╭─ Data extract

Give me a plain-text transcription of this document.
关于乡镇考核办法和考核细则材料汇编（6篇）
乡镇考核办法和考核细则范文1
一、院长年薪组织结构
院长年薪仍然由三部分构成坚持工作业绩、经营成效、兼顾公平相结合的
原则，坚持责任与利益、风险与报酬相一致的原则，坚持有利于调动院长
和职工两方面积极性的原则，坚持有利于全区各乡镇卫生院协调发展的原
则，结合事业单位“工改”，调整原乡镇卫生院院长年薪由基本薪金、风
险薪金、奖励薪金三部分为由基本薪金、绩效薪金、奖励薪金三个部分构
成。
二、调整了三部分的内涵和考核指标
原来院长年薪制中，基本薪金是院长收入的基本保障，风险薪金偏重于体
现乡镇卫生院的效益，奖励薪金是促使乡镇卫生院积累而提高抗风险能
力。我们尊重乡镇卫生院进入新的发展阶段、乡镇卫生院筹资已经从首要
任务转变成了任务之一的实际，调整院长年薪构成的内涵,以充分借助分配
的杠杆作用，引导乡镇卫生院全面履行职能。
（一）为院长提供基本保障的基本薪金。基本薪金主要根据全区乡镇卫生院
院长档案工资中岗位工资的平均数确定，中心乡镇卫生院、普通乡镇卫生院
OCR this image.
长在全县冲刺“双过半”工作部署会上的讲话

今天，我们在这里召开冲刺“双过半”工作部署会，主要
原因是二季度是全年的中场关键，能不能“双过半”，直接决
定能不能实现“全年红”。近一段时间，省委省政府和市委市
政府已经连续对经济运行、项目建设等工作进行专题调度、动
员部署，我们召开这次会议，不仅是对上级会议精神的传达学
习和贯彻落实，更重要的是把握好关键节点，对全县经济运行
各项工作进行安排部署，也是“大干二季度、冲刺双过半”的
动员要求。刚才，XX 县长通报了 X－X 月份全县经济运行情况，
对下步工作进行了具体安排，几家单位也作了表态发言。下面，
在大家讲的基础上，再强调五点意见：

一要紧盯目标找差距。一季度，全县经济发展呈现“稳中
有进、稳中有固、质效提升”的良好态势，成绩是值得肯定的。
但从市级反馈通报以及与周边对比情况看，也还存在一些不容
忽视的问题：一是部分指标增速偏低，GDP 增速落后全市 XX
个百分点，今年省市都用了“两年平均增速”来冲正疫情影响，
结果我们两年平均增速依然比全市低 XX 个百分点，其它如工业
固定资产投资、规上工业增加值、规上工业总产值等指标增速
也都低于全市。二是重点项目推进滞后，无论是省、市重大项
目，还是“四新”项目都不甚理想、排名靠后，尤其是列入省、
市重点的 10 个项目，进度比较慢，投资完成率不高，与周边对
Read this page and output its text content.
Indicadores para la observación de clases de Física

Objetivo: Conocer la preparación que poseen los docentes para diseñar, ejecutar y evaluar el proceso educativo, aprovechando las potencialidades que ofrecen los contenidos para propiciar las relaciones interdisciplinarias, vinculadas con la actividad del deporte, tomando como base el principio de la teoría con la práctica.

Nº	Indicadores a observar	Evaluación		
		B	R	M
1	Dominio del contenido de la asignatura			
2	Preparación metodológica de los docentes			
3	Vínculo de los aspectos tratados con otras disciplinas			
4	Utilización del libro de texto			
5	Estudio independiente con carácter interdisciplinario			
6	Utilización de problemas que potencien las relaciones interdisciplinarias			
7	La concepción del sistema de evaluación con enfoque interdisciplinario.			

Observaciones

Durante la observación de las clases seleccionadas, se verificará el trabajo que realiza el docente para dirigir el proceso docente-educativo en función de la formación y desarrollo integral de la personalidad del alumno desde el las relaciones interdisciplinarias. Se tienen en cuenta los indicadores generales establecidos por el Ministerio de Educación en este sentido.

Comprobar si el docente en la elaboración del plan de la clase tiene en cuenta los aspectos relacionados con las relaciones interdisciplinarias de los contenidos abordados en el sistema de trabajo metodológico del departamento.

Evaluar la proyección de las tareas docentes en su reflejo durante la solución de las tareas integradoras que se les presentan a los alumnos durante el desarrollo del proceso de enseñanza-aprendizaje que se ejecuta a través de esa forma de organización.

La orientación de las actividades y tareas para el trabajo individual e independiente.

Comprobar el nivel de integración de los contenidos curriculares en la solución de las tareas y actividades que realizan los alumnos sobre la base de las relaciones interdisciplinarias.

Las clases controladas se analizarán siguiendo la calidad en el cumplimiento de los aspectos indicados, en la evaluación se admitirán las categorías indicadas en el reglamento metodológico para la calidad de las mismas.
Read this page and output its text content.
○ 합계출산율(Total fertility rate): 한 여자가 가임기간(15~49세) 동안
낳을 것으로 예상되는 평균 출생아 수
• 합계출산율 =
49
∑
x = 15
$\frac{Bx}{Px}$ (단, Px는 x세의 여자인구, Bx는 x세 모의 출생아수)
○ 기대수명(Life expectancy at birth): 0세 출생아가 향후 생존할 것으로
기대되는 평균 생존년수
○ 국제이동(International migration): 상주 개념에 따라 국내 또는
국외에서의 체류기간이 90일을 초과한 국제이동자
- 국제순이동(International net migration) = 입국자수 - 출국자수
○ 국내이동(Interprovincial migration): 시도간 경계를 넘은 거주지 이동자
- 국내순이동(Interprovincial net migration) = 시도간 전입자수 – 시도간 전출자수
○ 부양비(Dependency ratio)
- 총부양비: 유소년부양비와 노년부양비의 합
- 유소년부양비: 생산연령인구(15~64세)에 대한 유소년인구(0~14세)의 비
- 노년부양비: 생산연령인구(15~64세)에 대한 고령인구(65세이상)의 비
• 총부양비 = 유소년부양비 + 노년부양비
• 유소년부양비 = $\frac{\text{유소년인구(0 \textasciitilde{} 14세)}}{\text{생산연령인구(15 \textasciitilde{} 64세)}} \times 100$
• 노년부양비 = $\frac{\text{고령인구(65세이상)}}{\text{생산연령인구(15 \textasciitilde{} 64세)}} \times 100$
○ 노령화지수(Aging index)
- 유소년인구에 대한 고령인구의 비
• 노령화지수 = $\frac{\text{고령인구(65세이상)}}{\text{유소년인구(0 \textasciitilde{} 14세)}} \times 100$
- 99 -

╰─

Repeat the material in full, exactly as it stands.

Give me a plain-text transcription of this document.
关于乡镇考核办法和考核细则材料汇编（6篇）
乡镇考核办法和考核细则范文1
一、院长年薪组织结构
院长年薪仍然由三部分构成坚持工作业绩、经营成效、兼顾公平相结合的
原则，坚持责任与利益、风险与报酬相一致的原则，坚持有利于调动院长
和职工两方面积极性的原则，坚持有利于全区各乡镇卫生院协调发展的原
则，结合事业单位“工改”，调整原乡镇卫生院院长年薪由基本薪金、风
险薪金、奖励薪金三部分为由基本薪金、绩效薪金、奖励薪金三个部分构
成。
二、调整了三部分的内涵和考核指标
原来院长年薪制中，基本薪金是院长收入的基本保障，风险薪金偏重于体
现乡镇卫生院的效益，奖励薪金是促使乡镇卫生院积累而提高抗风险能
力。我们尊重乡镇卫生院进入新的发展阶段、乡镇卫生院筹资已经从首要
任务转变成了任务之一的实际，调整院长年薪构成的内涵,以充分借助分配
的杠杆作用，引导乡镇卫生院全面履行职能。
（一）为院长提供基本保障的基本薪金。基本薪金主要根据全区乡镇卫生院
院长档案工资中岗位工资的平均数确定，中心乡镇卫生院、普通乡镇卫生院
OCR this image.
长在全县冲刺“双过半”工作部署会上的讲话

今天，我们在这里召开冲刺“双过半”工作部署会，主要
原因是二季度是全年的中场关键，能不能“双过半”，直接决
定能不能实现“全年红”。近一段时间，省委省政府和市委市
政府已经连续对经济运行、项目建设等工作进行专题调度、动
员部署，我们召开这次会议，不仅是对上级会议精神的传达学
习和贯彻落实，更重要的是把握好关键节点，对全县经济运行
各项工作进行安排部署，也是“大干二季度、冲刺双过半”的
动员要求。刚才，XX 县长通报了 X－X 月份全县经济运行情况，
对下步工作进行了具体安排，几家单位也作了表态发言。下面，
在大家讲的基础上，再强调五点意见：

一要紧盯目标找差距。一季度，全县经济发展呈现“稳中
有进、稳中有固、质效提升”的良好态势，成绩是值得肯定的。
但从市级反馈通报以及与周边对比情况看，也还存在一些不容
忽视的问题：一是部分指标增速偏低，GDP 增速落后全市 XX
个百分点，今年省市都用了“两年平均增速”来冲正疫情影响，
结果我们两年平均增速依然比全市低 XX 个百分点，其它如工业
固定资产投资、规上工业增加值、规上工业总产值等指标增速
也都低于全市。二是重点项目推进滞后，无论是省、市重大项
目，还是“四新”项目都不甚理想、排名靠后，尤其是列入省、
市重点的 10 个项目，进度比较慢，投资完成率不高，与周边对
Read this page and output its text content.
Indicadores para la observación de clases de Física

Objetivo: Conocer la preparación que poseen los docentes para diseñar, ejecutar y evaluar el proceso educativo, aprovechando las potencialidades que ofrecen los contenidos para propiciar las relaciones interdisciplinarias, vinculadas con la actividad del deporte, tomando como base el principio de la teoría con la práctica.

Nº	Indicadores a observar	Evaluación		
		B	R	M
1	Dominio del contenido de la asignatura			
2	Preparación metodológica de los docentes			
3	Vínculo de los aspectos tratados con otras disciplinas			
4	Utilización del libro de texto			
5	Estudio independiente con carácter interdisciplinario			
6	Utilización de problemas que potencien las relaciones interdisciplinarias			
7	La concepción del sistema de evaluación con enfoque interdisciplinario.			

Observaciones

Durante la observación de las clases seleccionadas, se verificará el trabajo que realiza el docente para dirigir el proceso docente-educativo en función de la formación y desarrollo integral de la personalidad del alumno desde el las relaciones interdisciplinarias. Se tienen en cuenta los indicadores generales establecidos por el Ministerio de Educación en este sentido.

Comprobar si el docente en la elaboración del plan de la clase tiene en cuenta los aspectos relacionados con las relaciones interdisciplinarias de los contenidos abordados en el sistema de trabajo metodológico del departamento.

Evaluar la proyección de las tareas docentes en su reflejo durante la solución de las tareas integradoras que se les presentan a los alumnos durante el desarrollo del proceso de enseñanza-aprendizaje que se ejecuta a través de esa forma de organización.

La orientación de las actividades y tareas para el trabajo individual e independiente.

Comprobar el nivel de integración de los contenidos curriculares en la solución de las tareas y actividades que realizan los alumnos sobre la base de las relaciones interdisciplinarias.

Las clases controladas se analizarán siguiendo la calidad en el cumplimiento de los aspectos indicados, en la evaluación se admitirán las categorías indicadas en el reglamento metodológico para la calidad de las mismas.
Read this page and output its text content.
○ 합계출산율(Total fertility rate): 한 여자가 가임기간(15~49세) 동안
낳을 것으로 예상되는 평균 출생아 수
• 합계출산율 =
49
∑
x = 15
$\frac{Bx}{Px}$ (단, Px는 x세의 여자인구, Bx는 x세 모의 출생아수)
○ 기대수명(Life expectancy at birth): 0세 출생아가 향후 생존할 것으로
기대되는 평균 생존년수
○ 국제이동(International migration): 상주 개념에 따라 국내 또는
국외에서의 체류기간이 90일을 초과한 국제이동자
- 국제순이동(International net migration) = 입국자수 - 출국자수
○ 국내이동(Interprovincial migration): 시도간 경계를 넘은 거주지 이동자
- 국내순이동(Interprovincial net migration) = 시도간 전입자수 – 시도간 전출자수
○ 부양비(Dependency ratio)
- 총부양비: 유소년부양비와 노년부양비의 합
- 유소년부양비: 생산연령인구(15~64세)에 대한 유소년인구(0~14세)의 비
- 노년부양비: 생산연령인구(15~64세)에 대한 고령인구(65세이상)의 비
• 총부양비 = 유소년부양비 + 노년부양비
• 유소년부양비 = $\frac{\text{유소년인구(0 \textasciitilde{} 14세)}}{\text{생산연령인구(15 \textasciitilde{} 64세)}} \times 100$
• 노년부양비 = $\frac{\text{고령인구(65세이상)}}{\text{생산연령인구(15 \textasciitilde{} 64세)}} \times 100$
○ 노령화지수(Aging index)
- 유소년인구에 대한 고령인구의 비
• 노령화지수 = $\frac{\text{고령인구(65세이상)}}{\text{유소년인구(0 \textasciitilde{} 14세)}} \times 100$
- 99 -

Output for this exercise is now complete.